Word for word, transcribe every line from the one holding "Transcribe this chart's" through the end of the records, but not the pictures.

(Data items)
■ ■ ■ ■ ■ ■ ■
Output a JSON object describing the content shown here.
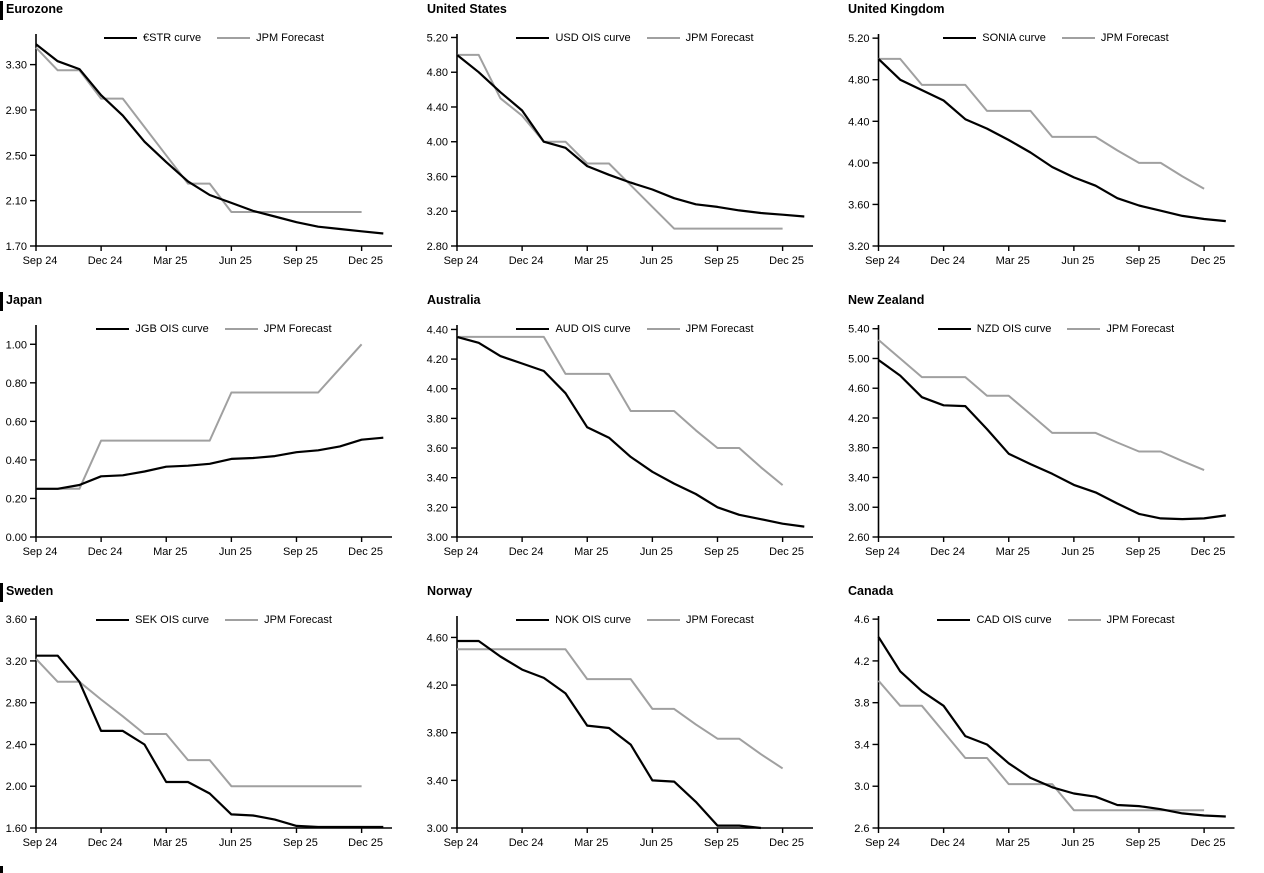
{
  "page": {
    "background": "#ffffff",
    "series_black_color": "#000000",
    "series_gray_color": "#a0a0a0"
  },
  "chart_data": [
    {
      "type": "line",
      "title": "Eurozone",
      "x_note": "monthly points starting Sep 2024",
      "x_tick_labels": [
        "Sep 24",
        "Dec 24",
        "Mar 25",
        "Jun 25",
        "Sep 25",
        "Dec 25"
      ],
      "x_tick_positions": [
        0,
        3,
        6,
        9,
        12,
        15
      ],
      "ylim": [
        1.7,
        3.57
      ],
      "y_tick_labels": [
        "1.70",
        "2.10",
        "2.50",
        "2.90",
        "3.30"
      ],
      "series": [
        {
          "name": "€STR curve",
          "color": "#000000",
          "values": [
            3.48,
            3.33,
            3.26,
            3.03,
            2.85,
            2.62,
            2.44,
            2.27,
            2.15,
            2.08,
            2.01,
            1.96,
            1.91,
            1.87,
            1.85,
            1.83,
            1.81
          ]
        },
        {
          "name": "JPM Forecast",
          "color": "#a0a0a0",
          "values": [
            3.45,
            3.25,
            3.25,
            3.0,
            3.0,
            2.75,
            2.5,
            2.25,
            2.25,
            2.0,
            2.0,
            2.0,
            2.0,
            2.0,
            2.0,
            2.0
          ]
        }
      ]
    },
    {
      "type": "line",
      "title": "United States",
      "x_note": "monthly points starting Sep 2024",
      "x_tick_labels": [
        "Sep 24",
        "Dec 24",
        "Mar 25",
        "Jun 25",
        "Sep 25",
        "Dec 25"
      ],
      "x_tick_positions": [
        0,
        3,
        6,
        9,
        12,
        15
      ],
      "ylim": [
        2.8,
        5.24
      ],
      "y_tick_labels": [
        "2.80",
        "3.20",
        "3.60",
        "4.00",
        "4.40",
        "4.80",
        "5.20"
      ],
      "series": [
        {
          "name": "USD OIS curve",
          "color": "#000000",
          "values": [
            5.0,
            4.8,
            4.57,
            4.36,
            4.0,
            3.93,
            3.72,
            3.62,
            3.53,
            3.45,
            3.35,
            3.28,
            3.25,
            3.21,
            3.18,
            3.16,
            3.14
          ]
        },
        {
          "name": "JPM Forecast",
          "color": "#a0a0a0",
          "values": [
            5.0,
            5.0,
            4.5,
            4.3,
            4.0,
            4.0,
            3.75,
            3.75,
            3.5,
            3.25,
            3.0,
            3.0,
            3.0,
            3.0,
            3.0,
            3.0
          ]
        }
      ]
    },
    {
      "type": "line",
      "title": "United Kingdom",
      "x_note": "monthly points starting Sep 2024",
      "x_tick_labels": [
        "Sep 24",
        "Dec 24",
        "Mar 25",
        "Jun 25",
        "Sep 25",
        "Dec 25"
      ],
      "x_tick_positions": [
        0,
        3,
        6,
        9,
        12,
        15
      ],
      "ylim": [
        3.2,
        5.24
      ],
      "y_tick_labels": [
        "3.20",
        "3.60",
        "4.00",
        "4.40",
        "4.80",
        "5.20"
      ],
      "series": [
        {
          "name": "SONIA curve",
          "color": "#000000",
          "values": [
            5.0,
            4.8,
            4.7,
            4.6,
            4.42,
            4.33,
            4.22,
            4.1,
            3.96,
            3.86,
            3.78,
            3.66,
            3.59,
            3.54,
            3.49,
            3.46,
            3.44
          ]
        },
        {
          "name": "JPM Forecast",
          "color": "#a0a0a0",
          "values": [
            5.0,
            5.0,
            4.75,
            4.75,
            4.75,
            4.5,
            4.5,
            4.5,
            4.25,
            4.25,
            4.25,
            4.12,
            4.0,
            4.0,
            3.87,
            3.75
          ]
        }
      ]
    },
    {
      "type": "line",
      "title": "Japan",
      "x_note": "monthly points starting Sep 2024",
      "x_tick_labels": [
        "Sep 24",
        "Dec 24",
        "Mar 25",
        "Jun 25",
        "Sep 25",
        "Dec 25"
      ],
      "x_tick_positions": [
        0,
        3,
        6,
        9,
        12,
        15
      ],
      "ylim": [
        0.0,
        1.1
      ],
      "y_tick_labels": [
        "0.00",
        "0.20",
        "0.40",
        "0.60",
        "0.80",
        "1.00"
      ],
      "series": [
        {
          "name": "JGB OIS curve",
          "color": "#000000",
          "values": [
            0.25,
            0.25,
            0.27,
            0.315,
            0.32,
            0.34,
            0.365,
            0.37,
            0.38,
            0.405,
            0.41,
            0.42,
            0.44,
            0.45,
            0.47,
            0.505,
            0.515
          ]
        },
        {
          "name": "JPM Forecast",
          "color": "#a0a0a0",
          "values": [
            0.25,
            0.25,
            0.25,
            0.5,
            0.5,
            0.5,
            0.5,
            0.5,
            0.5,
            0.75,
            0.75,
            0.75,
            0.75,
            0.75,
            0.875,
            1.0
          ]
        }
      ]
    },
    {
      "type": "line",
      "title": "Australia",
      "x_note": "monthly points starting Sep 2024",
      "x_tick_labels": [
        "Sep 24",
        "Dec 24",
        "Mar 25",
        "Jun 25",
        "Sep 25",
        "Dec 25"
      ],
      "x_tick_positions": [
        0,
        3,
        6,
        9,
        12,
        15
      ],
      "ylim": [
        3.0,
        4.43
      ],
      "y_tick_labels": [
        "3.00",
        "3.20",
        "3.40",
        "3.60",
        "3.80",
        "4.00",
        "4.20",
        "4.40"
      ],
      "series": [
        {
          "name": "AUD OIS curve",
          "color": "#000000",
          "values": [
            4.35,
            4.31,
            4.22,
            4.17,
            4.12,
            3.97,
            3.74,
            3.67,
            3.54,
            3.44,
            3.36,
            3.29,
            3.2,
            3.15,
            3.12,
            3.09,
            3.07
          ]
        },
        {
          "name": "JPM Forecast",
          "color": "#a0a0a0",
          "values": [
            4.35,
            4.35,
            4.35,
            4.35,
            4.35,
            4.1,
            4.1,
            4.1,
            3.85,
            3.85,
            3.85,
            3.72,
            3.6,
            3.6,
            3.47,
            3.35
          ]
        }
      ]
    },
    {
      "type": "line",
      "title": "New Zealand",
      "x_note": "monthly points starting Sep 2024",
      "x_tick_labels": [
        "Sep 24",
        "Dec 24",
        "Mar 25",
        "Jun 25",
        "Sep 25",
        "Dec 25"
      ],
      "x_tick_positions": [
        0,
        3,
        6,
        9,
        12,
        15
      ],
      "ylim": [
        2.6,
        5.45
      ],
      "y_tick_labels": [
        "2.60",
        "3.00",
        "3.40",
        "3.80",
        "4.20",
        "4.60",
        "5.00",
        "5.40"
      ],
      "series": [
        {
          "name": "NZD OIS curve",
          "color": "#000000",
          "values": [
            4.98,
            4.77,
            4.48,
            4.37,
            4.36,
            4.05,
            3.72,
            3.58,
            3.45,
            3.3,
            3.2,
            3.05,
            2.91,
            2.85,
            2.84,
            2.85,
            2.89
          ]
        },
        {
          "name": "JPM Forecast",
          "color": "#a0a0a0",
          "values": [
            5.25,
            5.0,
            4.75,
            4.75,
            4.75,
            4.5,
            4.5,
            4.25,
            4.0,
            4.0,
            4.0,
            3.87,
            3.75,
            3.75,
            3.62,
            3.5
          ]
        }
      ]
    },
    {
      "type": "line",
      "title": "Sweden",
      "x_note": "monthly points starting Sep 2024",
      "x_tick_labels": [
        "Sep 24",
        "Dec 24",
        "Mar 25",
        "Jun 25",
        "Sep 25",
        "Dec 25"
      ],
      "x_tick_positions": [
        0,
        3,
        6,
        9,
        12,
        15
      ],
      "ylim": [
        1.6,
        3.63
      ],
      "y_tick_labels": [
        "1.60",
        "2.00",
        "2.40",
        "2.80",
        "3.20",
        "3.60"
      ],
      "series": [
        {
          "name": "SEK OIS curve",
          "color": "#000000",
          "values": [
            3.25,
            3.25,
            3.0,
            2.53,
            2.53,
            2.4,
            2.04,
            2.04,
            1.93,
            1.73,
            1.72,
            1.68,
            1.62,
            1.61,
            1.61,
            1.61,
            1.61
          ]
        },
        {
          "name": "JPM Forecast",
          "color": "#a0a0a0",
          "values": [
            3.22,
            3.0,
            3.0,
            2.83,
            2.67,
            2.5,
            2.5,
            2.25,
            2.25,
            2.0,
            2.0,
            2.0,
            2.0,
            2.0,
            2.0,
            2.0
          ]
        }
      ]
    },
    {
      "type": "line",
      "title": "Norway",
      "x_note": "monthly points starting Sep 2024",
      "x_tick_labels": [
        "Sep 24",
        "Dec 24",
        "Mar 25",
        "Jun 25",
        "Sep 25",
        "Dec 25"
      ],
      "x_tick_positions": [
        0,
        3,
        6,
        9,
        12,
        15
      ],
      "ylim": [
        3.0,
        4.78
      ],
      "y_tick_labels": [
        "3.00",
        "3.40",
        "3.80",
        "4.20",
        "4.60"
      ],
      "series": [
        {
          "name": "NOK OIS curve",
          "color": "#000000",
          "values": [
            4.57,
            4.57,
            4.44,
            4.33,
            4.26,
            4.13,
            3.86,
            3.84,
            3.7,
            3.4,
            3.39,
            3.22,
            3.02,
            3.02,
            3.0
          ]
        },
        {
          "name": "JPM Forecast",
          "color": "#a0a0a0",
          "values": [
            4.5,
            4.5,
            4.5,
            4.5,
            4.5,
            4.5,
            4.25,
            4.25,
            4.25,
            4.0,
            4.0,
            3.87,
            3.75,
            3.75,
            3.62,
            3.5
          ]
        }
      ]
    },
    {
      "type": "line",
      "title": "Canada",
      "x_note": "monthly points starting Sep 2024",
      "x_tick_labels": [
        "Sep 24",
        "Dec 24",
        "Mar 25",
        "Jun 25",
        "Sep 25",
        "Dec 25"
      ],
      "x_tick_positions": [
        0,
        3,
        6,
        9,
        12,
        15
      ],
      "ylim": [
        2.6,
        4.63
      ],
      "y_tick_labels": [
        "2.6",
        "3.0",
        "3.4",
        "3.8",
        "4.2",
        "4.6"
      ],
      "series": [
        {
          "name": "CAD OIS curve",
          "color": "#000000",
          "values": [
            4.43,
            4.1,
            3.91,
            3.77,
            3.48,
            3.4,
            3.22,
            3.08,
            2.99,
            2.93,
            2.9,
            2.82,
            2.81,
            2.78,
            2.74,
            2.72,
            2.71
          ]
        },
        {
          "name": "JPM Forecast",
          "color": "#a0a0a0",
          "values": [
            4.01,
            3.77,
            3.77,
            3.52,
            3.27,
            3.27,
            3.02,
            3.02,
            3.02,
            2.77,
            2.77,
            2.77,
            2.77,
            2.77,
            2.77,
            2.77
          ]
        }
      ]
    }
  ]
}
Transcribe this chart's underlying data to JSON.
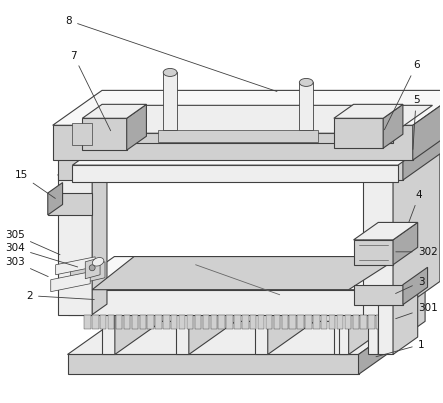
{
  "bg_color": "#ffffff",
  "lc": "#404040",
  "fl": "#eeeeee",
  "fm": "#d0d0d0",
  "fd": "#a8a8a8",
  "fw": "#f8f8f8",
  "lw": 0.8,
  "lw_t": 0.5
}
■ ■ ■ ■ ■ ■ ■
* RESULT OF THE TASK *
Transcribe this chart's underlying data to JSON.
{
  "bg_color": "#ffffff",
  "lc": "#404040",
  "fl": "#eeeeee",
  "fm": "#d0d0d0",
  "fd": "#a8a8a8",
  "fw": "#f8f8f8",
  "lw": 0.8,
  "lw_t": 0.5
}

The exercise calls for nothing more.